• **Available records**:
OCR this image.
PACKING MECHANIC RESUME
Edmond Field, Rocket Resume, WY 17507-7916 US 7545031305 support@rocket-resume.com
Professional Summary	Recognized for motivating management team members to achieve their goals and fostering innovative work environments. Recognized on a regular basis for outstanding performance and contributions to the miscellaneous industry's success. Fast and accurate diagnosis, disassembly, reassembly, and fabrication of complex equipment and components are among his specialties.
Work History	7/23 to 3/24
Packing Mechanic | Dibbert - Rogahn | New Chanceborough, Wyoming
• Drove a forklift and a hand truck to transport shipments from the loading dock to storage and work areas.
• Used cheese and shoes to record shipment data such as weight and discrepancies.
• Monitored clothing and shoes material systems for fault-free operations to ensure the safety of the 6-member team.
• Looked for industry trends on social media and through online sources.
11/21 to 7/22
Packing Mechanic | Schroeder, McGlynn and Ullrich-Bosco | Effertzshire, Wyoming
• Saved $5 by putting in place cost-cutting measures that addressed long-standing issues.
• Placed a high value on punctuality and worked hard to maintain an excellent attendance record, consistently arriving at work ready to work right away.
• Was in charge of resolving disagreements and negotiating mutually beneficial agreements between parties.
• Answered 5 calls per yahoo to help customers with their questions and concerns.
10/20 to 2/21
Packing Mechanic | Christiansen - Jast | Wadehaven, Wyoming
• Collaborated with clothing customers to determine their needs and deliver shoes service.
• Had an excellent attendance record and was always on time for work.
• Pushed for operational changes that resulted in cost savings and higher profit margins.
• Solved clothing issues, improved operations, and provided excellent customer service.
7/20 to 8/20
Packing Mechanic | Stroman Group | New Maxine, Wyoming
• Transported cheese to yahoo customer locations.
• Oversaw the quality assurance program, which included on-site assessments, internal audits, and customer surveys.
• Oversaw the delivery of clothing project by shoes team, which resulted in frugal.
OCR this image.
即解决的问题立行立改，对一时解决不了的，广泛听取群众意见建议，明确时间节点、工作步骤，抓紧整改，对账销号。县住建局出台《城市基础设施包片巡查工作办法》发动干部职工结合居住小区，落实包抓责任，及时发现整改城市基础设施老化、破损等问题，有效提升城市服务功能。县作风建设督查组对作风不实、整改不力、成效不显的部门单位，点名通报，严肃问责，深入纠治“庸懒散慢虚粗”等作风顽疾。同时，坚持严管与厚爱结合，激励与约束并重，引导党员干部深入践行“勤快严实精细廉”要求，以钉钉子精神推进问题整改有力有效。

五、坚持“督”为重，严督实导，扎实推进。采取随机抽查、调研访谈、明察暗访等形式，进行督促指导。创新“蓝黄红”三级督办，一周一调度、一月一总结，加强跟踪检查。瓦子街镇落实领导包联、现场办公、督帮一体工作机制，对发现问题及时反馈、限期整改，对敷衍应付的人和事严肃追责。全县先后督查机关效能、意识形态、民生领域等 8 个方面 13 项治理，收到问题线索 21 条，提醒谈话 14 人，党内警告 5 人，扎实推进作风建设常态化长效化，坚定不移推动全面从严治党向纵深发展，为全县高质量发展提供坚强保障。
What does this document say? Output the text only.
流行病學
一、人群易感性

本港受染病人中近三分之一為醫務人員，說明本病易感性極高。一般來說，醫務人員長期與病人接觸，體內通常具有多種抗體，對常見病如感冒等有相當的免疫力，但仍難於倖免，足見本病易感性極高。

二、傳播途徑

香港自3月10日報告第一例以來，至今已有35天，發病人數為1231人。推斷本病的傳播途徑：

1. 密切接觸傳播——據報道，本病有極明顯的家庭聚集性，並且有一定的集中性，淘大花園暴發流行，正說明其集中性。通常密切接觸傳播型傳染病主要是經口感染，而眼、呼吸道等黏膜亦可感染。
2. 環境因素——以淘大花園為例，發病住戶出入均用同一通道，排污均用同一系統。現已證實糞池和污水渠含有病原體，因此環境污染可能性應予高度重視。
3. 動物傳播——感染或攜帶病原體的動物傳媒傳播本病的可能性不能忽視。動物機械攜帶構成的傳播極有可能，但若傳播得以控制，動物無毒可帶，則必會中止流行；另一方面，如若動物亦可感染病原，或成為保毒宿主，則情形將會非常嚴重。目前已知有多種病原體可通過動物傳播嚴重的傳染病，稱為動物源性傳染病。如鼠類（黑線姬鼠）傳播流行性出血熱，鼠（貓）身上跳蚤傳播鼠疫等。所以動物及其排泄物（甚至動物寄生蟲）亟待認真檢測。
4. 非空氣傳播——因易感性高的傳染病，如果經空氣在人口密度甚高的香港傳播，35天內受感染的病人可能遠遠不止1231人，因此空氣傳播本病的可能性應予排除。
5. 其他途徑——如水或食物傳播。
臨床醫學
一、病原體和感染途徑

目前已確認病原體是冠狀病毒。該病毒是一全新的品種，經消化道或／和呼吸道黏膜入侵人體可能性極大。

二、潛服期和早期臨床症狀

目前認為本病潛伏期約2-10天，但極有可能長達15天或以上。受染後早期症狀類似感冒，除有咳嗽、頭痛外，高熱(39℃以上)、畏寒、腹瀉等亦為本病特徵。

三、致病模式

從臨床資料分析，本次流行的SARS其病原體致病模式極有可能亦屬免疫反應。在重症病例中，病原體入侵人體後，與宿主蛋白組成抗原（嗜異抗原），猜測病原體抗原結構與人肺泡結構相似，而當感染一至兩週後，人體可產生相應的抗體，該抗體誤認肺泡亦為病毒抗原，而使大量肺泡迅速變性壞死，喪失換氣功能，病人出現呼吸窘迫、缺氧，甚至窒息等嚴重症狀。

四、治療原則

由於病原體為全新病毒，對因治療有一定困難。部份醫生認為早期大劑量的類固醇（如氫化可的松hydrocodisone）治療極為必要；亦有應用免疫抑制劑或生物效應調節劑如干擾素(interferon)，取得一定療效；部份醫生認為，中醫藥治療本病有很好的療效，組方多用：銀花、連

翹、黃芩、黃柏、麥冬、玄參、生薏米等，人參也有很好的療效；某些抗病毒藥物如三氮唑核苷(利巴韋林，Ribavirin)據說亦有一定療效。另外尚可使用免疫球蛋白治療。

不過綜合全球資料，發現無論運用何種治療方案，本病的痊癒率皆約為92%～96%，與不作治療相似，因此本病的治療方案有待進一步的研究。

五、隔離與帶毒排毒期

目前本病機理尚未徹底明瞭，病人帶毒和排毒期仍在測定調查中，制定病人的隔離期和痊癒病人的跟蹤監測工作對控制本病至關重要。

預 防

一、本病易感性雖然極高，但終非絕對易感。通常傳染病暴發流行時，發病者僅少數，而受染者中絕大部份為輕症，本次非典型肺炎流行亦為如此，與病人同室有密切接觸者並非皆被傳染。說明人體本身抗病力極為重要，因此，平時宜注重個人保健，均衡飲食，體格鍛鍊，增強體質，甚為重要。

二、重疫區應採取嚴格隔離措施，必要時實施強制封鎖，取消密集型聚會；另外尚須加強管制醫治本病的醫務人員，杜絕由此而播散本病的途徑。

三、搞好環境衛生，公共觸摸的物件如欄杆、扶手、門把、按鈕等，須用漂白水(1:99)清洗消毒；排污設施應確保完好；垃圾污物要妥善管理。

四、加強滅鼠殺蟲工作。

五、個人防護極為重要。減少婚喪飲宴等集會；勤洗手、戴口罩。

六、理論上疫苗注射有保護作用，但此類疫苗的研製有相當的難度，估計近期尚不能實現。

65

• **Task to carry out**:
Copy out every line of the listing that includes the string "issues".

• **Solution to this problem**:
• Saved $5 by putting in place cost-cutting measures that addressed long-standing issues.
• Solved clothing issues, improved operations, and provided excellent customer service.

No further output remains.